**** DATA SHOWN ****

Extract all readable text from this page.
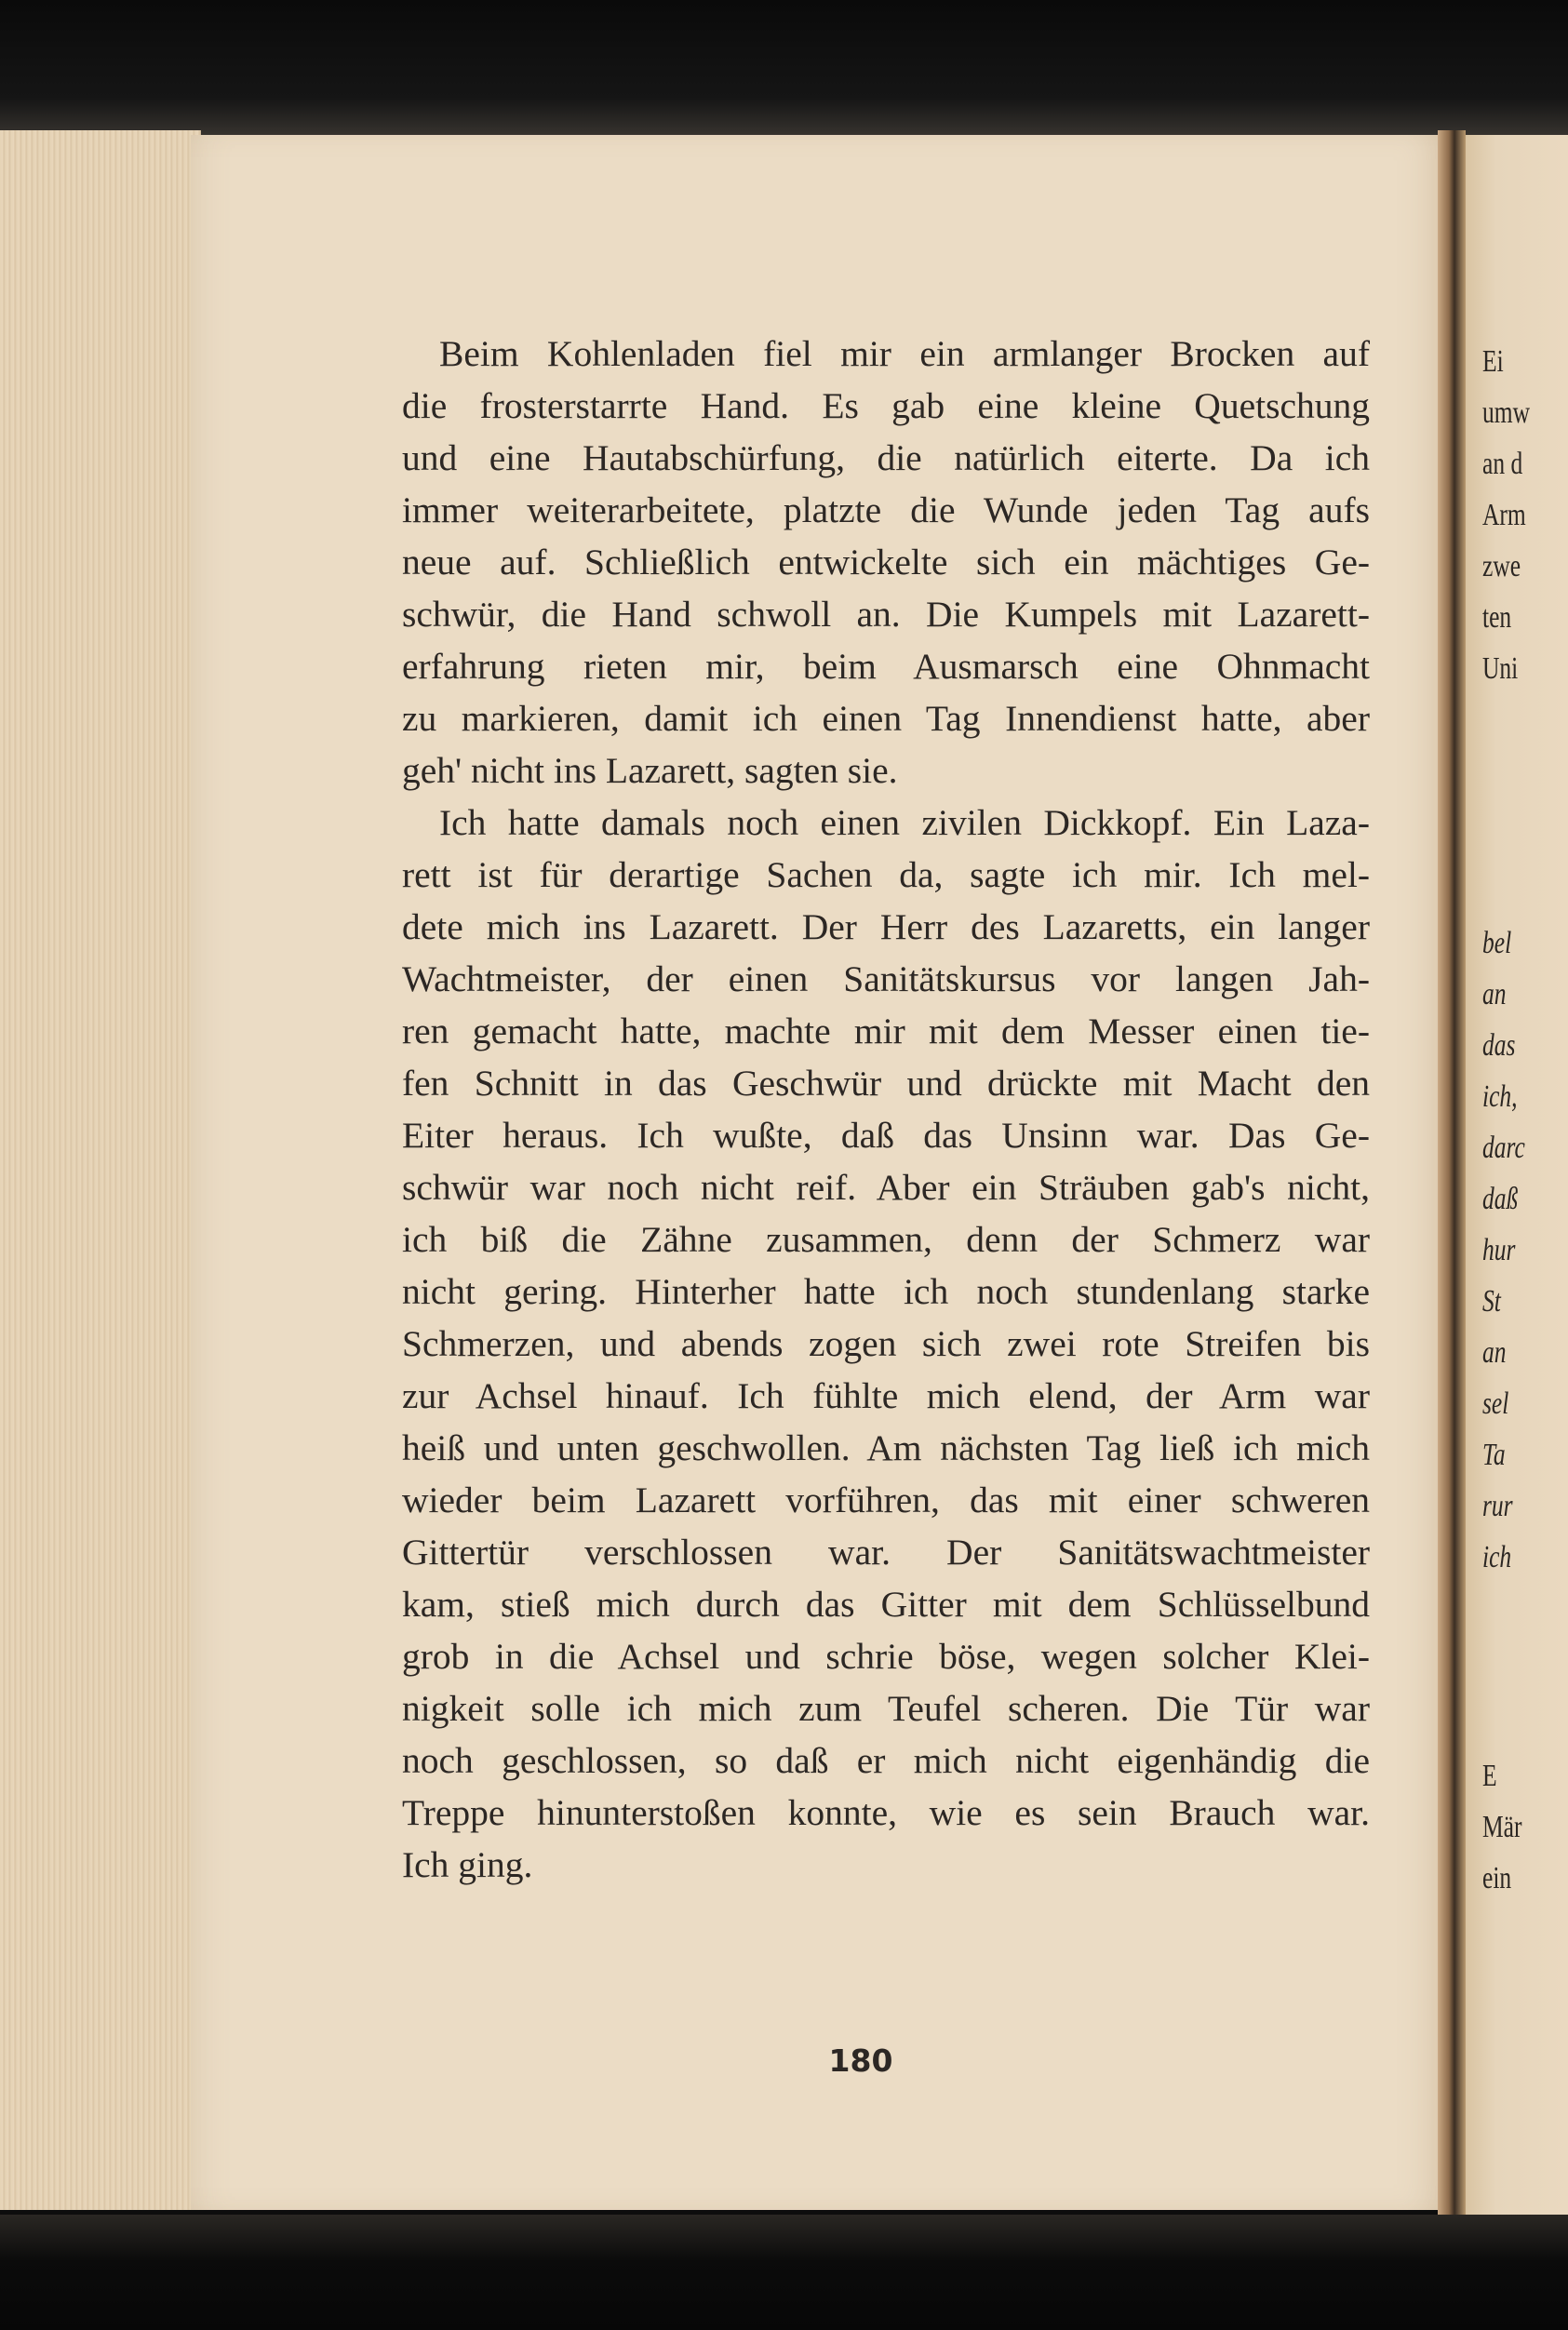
Beim Kohlenladen fiel mir ein armlanger Brocken auf
die frosterstarrte Hand. Es gab eine kleine Quetschung
und eine Hautabschürfung, die natürlich eiterte. Da ich
immer weiterarbeitete, platzte die Wunde jeden Tag aufs
neue auf. Schließlich entwickelte sich ein mächtiges Ge-
schwür, die Hand schwoll an. Die Kumpels mit Lazarett-
erfahrung rieten mir, beim Ausmarsch eine Ohnmacht
zu markieren, damit ich einen Tag Innendienst hatte, aber
geh' nicht ins Lazarett, sagten sie.
Ich hatte damals noch einen zivilen Dickkopf. Ein Laza-
rett ist für derartige Sachen da, sagte ich mir. Ich mel-
dete mich ins Lazarett. Der Herr des Lazaretts, ein langer
Wachtmeister, der einen Sanitätskursus vor langen Jah-
ren gemacht hatte, machte mir mit dem Messer einen tie-
fen Schnitt in das Geschwür und drückte mit Macht den
Eiter heraus. Ich wußte, daß das Unsinn war. Das Ge-
schwür war noch nicht reif. Aber ein Sträuben gab's nicht,
ich biß die Zähne zusammen, denn der Schmerz war
nicht gering. Hinterher hatte ich noch stundenlang starke
Schmerzen, und abends zogen sich zwei rote Streifen bis
zur Achsel hinauf. Ich fühlte mich elend, der Arm war
heiß und unten geschwollen. Am nächsten Tag ließ ich mich
wieder beim Lazarett vorführen, das mit einer schweren
Gittertür verschlossen war. Der Sanitätswachtmeister
kam, stieß mich durch das Gitter mit dem Schlüsselbund
grob in die Achsel und schrie böse, wegen solcher Klei-
nigkeit solle ich mich zum Teufel scheren. Die Tür war
noch geschlossen, so daß er mich nicht eigenhändig die
Treppe hinunterstoßen konnte, wie es sein Brauch war.
Ich ging.
180
Ei
umw
an d
Arm
zwe
ten
Uni
bel
an
das
ich,
darc
daß
hur
St
an
sel
Ta
rur
ich
E
Mär
ein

****

SHORT EXERCISE:
Restate each of the entries above word for word and skip every image.

ANSWER IN FULL:
Extract all readable text from this page.
Beim Kohlenladen fiel mir ein armlanger Brocken auf
die frosterstarrte Hand. Es gab eine kleine Quetschung
und eine Hautabschürfung, die natürlich eiterte. Da ich
immer weiterarbeitete, platzte die Wunde jeden Tag aufs
neue auf. Schließlich entwickelte sich ein mächtiges Ge-
schwür, die Hand schwoll an. Die Kumpels mit Lazarett-
erfahrung rieten mir, beim Ausmarsch eine Ohnmacht
zu markieren, damit ich einen Tag Innendienst hatte, aber
geh' nicht ins Lazarett, sagten sie.
Ich hatte damals noch einen zivilen Dickkopf. Ein Laza-
rett ist für derartige Sachen da, sagte ich mir. Ich mel-
dete mich ins Lazarett. Der Herr des Lazaretts, ein langer
Wachtmeister, der einen Sanitätskursus vor langen Jah-
ren gemacht hatte, machte mir mit dem Messer einen tie-
fen Schnitt in das Geschwür und drückte mit Macht den
Eiter heraus. Ich wußte, daß das Unsinn war. Das Ge-
schwür war noch nicht reif. Aber ein Sträuben gab's nicht,
ich biß die Zähne zusammen, denn der Schmerz war
nicht gering. Hinterher hatte ich noch stundenlang starke
Schmerzen, und abends zogen sich zwei rote Streifen bis
zur Achsel hinauf. Ich fühlte mich elend, der Arm war
heiß und unten geschwollen. Am nächsten Tag ließ ich mich
wieder beim Lazarett vorführen, das mit einer schweren
Gittertür verschlossen war. Der Sanitätswachtmeister
kam, stieß mich durch das Gitter mit dem Schlüsselbund
grob in die Achsel und schrie böse, wegen solcher Klei-
nigkeit solle ich mich zum Teufel scheren. Die Tür war
noch geschlossen, so daß er mich nicht eigenhändig die
Treppe hinunterstoßen konnte, wie es sein Brauch war.
Ich ging.
180
Ei
umw
an d
Arm
zwe
ten
Uni
bel
an
das
ich,
darc
daß
hur
St
an
sel
Ta
rur
ich
E
Mär
ein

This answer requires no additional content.